Aim of the exercise - What is the number of lines in the entries below that include the word "JSON"? Provide the number only.

Raw records -
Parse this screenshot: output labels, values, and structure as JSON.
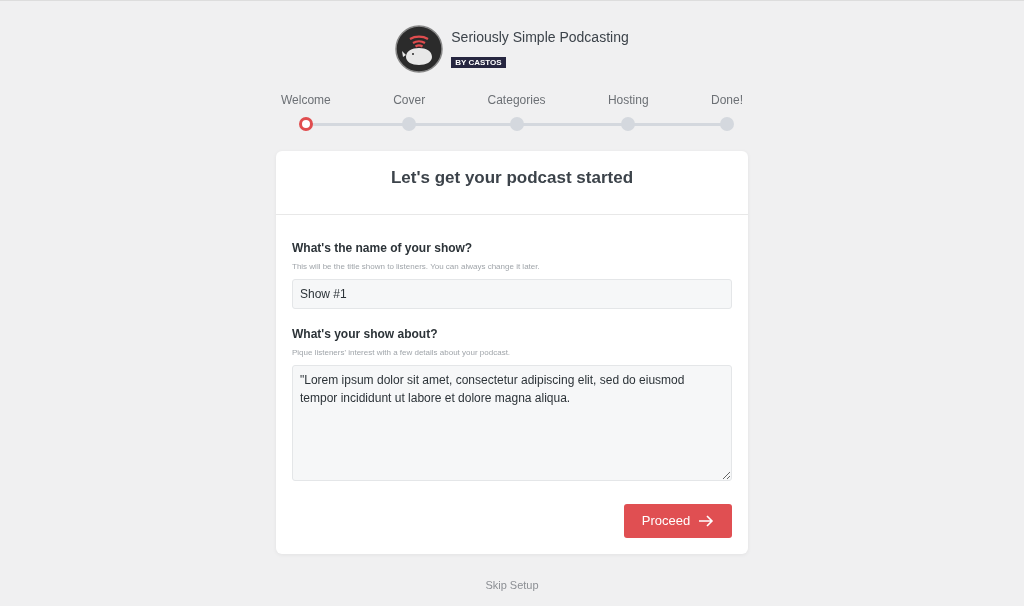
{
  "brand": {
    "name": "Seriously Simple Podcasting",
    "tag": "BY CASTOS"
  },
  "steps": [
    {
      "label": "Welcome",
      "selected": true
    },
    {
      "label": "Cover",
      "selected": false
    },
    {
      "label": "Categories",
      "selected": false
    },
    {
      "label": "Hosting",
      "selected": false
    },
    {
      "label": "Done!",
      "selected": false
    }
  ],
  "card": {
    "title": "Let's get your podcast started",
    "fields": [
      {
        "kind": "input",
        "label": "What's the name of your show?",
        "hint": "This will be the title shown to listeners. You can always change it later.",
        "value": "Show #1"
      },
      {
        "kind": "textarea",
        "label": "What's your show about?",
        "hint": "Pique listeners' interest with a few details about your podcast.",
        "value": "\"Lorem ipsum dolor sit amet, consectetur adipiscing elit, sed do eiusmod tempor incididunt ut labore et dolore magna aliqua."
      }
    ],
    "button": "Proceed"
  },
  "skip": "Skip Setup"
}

* * *

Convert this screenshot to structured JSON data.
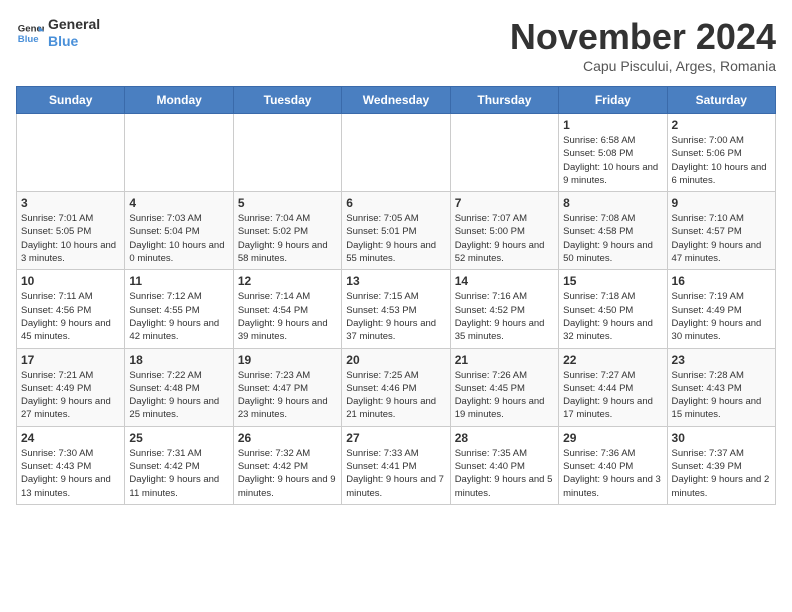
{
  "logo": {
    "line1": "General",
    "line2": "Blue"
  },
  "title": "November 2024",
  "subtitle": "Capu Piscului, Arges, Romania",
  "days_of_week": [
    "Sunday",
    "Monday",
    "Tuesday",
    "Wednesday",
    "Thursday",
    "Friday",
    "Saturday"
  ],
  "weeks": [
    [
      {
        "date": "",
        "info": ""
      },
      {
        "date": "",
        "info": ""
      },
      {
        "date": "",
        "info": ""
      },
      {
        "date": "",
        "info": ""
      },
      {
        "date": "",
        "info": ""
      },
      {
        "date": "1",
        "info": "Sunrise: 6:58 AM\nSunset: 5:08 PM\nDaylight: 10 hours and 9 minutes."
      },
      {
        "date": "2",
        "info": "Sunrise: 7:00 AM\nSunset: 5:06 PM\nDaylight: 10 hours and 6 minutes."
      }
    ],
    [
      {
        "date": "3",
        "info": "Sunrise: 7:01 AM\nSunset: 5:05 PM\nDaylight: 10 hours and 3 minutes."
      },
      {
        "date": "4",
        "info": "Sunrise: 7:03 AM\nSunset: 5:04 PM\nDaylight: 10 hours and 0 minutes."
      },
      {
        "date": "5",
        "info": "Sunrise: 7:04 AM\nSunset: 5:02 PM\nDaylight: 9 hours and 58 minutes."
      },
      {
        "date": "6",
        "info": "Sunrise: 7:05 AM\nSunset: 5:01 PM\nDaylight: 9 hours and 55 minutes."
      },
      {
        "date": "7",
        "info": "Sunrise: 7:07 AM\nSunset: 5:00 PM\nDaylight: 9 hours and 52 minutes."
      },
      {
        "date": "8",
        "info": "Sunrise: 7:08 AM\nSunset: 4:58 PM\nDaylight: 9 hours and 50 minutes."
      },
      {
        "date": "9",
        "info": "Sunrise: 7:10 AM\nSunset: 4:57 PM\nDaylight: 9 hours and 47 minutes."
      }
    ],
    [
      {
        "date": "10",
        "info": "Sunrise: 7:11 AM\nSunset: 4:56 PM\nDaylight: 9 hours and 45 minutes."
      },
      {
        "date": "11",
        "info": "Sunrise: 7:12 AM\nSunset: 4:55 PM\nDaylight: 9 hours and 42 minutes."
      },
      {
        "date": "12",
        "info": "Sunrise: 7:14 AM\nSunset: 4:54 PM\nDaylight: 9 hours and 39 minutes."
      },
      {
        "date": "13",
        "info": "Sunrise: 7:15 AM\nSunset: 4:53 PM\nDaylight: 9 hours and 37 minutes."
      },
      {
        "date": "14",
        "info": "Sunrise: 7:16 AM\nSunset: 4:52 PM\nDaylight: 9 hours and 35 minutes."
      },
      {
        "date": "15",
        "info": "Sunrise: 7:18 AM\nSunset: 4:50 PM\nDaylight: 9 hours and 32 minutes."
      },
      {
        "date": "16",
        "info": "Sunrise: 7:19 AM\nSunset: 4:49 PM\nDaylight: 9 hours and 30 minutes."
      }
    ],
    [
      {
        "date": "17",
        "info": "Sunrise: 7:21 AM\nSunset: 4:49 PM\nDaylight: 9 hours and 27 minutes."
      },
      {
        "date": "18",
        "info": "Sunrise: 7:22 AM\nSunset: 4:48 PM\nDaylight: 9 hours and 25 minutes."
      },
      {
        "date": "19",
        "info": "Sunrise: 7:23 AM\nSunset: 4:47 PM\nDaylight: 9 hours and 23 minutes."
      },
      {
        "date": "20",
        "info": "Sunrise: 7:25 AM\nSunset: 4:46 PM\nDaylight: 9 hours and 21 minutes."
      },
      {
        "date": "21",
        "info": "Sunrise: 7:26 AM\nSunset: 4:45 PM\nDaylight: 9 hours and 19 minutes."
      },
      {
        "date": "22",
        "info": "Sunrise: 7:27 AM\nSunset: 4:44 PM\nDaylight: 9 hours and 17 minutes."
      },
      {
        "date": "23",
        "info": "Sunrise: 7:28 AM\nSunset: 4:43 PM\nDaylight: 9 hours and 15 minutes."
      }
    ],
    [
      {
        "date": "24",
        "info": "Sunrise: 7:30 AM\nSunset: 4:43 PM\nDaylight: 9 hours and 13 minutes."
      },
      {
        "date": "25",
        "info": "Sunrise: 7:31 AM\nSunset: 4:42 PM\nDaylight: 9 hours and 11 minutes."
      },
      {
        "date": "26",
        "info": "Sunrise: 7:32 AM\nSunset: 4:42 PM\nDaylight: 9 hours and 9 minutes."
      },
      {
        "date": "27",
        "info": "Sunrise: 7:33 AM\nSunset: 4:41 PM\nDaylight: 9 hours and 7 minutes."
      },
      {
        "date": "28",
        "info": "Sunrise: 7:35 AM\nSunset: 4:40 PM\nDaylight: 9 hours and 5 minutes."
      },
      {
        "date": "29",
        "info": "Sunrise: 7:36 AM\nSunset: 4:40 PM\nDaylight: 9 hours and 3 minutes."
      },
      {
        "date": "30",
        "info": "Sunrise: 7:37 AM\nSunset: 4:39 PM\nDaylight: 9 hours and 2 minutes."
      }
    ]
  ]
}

Solution for this problem - 2